**Do this**
Report the count of lines below that include "werden", without any other text.

**Data records**
· · · · ·
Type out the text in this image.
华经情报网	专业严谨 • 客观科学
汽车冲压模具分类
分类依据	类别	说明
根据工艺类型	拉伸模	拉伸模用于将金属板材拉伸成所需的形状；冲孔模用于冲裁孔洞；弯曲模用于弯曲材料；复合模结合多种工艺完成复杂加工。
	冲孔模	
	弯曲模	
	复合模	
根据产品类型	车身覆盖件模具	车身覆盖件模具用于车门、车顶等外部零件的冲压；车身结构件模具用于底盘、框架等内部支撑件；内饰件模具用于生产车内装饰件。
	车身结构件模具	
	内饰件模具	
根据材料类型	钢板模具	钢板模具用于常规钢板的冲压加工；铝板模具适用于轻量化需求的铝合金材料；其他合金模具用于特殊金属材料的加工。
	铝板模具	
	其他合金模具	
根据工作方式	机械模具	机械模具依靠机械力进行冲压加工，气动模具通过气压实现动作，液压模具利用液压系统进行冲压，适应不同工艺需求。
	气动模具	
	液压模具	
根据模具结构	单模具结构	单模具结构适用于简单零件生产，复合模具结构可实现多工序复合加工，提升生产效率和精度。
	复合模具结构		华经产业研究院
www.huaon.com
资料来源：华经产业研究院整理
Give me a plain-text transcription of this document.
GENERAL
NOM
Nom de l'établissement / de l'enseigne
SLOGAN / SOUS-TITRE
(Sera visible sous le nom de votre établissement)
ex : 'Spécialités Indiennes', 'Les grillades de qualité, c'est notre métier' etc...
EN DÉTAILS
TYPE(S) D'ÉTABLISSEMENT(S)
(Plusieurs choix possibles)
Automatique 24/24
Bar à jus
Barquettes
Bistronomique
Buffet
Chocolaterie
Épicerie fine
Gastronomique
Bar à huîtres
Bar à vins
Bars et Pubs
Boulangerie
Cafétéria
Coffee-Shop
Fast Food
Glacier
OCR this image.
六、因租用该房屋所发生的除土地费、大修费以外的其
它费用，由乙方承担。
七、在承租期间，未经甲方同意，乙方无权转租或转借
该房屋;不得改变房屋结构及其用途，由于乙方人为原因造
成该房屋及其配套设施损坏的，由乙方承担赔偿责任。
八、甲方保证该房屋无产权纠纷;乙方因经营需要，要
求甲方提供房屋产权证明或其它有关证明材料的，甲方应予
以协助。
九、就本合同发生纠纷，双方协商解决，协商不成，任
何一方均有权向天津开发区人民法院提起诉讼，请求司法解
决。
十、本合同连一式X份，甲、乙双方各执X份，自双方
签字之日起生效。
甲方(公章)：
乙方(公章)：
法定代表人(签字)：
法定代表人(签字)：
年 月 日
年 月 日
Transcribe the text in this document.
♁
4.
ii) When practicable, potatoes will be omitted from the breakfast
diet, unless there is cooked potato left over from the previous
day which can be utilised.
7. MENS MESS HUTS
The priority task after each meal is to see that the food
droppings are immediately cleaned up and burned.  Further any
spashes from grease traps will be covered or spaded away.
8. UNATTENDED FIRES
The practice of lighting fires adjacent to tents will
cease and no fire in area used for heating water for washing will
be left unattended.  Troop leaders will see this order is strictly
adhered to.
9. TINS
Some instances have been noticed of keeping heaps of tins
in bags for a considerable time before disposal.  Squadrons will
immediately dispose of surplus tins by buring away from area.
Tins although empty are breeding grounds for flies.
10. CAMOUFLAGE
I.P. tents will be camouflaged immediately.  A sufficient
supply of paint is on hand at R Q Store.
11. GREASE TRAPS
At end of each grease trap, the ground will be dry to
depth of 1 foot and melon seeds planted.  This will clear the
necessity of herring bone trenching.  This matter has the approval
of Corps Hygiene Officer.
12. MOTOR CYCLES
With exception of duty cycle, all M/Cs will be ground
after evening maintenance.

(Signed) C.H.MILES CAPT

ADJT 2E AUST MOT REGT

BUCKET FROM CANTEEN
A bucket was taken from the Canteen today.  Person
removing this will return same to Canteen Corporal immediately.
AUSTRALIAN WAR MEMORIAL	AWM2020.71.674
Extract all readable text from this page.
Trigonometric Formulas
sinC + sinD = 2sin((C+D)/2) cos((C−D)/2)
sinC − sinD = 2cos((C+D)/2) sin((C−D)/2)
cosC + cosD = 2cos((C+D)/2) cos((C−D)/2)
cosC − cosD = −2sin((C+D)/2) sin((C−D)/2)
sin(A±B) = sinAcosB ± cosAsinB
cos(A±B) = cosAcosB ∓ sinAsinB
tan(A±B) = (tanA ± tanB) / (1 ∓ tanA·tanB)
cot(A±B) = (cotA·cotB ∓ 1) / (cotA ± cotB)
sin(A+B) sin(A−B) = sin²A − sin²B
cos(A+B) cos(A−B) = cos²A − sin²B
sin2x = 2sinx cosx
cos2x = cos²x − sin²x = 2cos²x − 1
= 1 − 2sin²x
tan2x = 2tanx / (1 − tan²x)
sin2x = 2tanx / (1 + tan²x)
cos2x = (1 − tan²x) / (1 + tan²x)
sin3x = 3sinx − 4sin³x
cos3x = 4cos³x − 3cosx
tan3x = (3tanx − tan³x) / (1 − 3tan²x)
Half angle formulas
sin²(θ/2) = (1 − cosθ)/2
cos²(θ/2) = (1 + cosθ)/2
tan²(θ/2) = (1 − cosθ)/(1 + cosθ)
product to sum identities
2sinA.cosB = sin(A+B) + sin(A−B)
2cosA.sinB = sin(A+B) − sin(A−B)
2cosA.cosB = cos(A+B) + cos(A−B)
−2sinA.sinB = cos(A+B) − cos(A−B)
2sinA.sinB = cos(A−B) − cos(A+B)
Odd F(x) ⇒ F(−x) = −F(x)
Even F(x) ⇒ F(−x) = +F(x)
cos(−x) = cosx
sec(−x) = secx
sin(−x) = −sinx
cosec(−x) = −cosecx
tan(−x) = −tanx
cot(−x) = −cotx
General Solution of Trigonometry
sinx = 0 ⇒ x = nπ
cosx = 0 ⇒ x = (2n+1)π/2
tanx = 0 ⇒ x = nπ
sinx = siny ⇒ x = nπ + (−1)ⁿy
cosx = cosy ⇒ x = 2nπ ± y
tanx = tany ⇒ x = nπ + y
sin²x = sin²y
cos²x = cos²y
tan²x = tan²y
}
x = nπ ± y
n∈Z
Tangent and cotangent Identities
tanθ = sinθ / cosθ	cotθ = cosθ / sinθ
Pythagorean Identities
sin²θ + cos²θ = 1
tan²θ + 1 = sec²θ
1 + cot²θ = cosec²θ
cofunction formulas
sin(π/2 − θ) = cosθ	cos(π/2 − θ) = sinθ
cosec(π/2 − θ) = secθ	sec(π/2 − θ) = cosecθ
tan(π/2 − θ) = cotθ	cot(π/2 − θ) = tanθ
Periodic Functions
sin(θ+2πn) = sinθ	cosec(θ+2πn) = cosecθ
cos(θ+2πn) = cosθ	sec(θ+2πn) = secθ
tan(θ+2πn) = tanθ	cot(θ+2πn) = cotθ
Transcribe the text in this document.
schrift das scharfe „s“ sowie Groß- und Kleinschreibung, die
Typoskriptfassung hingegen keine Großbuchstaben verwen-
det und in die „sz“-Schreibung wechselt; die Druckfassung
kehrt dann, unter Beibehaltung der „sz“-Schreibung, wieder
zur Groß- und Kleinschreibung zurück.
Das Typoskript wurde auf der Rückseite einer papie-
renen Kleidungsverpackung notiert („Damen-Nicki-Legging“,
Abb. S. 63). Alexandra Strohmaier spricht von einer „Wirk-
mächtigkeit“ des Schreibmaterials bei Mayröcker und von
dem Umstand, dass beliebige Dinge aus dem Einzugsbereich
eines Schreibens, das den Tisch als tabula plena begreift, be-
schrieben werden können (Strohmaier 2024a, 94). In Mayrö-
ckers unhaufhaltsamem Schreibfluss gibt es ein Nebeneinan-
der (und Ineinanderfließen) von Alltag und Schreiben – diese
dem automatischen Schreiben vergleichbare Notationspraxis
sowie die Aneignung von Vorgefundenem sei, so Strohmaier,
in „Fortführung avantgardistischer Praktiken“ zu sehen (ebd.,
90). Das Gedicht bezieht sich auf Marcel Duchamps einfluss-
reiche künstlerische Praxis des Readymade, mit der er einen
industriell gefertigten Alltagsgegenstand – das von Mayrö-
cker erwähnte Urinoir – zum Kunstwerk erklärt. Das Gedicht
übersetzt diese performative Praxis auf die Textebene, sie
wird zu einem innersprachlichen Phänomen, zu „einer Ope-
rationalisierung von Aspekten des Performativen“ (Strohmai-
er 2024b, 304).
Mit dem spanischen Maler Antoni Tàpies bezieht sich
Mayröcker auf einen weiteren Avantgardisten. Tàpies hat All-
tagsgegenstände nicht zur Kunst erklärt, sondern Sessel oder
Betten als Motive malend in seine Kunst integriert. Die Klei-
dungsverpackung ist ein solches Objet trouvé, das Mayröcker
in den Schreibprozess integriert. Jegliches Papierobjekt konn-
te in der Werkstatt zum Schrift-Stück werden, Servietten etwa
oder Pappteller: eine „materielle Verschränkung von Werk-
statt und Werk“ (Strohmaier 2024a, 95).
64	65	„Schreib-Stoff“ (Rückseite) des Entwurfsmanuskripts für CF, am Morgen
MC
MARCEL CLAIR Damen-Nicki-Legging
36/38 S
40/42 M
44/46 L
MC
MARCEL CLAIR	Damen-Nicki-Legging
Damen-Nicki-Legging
· · · · ·
**Correct response**
2